- Short task
Give the number of lines in this listing that contain "text", with no other words.

-- START OF Given information --

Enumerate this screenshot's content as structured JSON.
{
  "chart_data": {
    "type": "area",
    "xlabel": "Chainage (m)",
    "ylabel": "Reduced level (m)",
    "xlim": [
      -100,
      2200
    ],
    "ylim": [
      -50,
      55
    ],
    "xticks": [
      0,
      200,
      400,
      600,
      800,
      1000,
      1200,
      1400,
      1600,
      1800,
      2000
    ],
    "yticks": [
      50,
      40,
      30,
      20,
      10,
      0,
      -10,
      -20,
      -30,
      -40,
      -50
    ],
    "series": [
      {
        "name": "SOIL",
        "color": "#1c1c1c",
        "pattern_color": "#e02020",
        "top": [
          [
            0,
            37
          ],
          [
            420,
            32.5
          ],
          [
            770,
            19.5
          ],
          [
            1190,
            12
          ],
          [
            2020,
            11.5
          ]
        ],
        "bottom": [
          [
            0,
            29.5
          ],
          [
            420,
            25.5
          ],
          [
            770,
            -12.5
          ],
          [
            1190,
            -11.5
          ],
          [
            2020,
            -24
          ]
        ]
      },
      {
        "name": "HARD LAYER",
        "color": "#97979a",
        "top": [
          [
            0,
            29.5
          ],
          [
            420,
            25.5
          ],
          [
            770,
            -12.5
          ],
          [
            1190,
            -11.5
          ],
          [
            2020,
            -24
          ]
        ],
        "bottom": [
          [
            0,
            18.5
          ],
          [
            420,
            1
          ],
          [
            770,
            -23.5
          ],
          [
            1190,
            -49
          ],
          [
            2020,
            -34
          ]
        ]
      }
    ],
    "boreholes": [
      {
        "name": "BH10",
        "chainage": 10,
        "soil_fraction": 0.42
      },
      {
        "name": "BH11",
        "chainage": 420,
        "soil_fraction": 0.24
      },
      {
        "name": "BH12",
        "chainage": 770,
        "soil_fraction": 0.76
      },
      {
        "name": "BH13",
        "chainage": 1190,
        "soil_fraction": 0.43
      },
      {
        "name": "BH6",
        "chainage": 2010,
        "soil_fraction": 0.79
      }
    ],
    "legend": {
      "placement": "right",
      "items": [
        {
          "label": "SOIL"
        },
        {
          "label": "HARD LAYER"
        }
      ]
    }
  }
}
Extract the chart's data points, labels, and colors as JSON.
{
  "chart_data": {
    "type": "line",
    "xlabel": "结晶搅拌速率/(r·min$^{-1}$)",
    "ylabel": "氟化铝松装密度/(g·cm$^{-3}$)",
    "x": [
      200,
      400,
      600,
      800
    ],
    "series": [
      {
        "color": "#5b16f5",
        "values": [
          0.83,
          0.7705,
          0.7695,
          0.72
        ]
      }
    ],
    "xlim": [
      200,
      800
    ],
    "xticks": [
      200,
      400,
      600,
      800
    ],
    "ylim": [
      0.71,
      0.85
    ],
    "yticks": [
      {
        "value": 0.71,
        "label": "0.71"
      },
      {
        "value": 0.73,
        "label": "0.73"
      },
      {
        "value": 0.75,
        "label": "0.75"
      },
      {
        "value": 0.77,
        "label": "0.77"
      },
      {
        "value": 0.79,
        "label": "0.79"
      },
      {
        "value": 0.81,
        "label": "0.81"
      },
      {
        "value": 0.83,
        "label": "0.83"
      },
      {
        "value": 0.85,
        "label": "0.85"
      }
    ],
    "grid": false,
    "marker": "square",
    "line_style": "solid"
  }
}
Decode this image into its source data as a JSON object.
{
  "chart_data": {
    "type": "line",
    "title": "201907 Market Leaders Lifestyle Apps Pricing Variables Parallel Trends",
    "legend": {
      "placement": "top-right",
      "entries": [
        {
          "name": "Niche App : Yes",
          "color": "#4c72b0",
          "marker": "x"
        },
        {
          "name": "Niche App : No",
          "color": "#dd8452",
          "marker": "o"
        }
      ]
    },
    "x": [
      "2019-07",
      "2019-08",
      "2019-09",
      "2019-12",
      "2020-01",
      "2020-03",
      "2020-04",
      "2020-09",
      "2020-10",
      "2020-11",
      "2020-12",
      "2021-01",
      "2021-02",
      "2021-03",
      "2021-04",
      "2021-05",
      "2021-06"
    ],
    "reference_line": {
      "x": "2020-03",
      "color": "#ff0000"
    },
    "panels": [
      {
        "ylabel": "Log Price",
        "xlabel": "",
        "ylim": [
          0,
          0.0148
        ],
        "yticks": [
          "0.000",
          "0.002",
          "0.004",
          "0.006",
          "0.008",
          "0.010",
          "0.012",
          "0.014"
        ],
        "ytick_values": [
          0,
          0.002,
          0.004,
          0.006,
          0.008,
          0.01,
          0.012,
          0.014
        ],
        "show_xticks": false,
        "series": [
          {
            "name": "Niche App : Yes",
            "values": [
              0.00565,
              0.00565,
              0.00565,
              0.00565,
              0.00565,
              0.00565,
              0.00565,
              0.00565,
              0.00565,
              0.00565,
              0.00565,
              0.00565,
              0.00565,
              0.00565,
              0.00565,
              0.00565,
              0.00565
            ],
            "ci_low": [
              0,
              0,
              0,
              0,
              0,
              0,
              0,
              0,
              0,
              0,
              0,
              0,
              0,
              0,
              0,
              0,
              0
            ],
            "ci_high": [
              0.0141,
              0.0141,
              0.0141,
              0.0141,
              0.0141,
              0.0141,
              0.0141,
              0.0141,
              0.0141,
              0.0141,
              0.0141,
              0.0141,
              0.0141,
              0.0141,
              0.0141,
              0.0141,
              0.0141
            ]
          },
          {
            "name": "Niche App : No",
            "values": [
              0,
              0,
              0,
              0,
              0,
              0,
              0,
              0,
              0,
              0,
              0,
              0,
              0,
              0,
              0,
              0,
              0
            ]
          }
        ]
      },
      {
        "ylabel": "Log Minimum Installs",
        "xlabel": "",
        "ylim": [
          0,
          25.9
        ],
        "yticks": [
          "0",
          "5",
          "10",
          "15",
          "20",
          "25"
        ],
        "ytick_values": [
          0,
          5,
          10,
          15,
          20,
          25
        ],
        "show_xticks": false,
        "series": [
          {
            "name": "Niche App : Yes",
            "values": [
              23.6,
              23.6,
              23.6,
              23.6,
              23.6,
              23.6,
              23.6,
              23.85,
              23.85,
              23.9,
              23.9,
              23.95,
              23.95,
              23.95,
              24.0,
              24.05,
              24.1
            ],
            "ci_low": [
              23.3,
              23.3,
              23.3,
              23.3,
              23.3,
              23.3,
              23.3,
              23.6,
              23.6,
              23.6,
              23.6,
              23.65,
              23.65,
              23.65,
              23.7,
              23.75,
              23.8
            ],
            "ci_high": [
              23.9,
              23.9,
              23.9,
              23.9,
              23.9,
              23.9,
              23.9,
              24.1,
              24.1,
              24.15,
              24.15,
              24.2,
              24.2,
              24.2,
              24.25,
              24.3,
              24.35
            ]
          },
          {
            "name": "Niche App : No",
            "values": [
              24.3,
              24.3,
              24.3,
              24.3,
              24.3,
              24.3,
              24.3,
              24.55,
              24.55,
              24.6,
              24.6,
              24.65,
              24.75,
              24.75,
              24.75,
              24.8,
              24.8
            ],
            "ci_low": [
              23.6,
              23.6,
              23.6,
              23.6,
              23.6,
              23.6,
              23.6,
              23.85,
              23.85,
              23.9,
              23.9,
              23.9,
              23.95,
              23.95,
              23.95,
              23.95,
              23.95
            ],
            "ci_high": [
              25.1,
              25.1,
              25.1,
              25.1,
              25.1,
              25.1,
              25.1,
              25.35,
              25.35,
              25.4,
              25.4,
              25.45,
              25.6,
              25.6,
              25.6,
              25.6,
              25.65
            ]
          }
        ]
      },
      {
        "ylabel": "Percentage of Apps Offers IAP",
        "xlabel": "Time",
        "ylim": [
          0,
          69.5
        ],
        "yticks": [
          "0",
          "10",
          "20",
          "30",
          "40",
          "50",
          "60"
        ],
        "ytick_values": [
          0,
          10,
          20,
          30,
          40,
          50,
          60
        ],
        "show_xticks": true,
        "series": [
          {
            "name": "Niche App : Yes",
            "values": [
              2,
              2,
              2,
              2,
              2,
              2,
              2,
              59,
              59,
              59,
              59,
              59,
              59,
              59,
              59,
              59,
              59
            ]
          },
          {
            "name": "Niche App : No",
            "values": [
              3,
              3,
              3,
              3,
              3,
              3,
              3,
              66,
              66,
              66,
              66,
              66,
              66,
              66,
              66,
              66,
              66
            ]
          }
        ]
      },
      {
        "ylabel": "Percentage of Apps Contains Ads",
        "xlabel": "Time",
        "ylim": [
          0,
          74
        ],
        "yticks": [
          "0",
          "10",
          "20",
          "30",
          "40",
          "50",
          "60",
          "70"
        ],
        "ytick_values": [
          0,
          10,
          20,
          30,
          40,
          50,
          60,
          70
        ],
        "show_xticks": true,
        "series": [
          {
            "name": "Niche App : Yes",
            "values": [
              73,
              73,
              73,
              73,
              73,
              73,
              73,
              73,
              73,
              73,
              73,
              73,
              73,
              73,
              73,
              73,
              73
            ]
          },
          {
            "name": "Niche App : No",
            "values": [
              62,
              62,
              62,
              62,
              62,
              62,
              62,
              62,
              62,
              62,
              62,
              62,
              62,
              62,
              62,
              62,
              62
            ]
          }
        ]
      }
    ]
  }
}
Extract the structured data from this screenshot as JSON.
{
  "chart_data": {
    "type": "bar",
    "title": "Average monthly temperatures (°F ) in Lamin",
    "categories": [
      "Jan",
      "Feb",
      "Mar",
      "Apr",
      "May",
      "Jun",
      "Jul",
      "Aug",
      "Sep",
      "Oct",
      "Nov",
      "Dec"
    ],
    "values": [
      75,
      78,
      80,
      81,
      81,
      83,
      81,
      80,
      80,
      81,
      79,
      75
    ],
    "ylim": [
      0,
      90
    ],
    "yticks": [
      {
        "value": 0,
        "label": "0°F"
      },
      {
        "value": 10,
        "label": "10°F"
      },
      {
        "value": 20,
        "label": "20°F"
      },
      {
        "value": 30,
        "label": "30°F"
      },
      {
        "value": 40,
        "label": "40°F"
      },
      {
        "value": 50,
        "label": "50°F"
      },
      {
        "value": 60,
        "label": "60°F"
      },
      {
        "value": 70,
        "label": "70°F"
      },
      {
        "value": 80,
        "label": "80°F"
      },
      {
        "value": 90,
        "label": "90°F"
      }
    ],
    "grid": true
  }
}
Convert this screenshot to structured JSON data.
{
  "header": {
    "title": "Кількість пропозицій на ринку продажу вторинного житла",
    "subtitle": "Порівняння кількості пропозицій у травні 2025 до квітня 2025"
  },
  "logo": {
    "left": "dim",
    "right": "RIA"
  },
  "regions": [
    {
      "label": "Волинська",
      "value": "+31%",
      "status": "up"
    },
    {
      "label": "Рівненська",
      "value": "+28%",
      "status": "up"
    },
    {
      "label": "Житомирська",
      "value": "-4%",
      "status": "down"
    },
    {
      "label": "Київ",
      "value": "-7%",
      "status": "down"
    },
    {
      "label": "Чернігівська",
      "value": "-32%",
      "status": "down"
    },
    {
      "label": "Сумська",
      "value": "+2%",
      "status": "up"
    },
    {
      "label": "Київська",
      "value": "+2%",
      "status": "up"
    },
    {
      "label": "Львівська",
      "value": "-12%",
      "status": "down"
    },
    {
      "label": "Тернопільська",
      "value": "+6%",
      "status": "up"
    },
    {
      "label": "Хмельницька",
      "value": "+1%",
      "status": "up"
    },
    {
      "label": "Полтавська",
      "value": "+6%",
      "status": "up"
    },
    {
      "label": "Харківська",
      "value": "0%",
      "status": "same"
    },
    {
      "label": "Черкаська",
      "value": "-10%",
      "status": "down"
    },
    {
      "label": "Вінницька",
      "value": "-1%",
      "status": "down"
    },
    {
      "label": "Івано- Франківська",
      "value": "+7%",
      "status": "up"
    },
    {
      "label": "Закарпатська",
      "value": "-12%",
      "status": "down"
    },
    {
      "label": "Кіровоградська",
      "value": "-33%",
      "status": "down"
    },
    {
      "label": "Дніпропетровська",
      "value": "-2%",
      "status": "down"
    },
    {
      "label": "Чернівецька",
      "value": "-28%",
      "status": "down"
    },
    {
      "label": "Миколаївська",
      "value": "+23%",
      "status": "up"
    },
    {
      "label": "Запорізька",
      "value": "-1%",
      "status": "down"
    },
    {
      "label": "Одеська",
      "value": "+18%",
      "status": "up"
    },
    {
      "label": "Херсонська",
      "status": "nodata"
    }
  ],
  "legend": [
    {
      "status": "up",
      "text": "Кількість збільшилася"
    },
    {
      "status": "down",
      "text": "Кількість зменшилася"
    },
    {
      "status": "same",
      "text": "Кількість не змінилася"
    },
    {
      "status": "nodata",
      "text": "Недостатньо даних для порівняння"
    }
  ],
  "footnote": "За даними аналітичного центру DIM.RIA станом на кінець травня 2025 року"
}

-- END OF Given information --

- Exercise response
4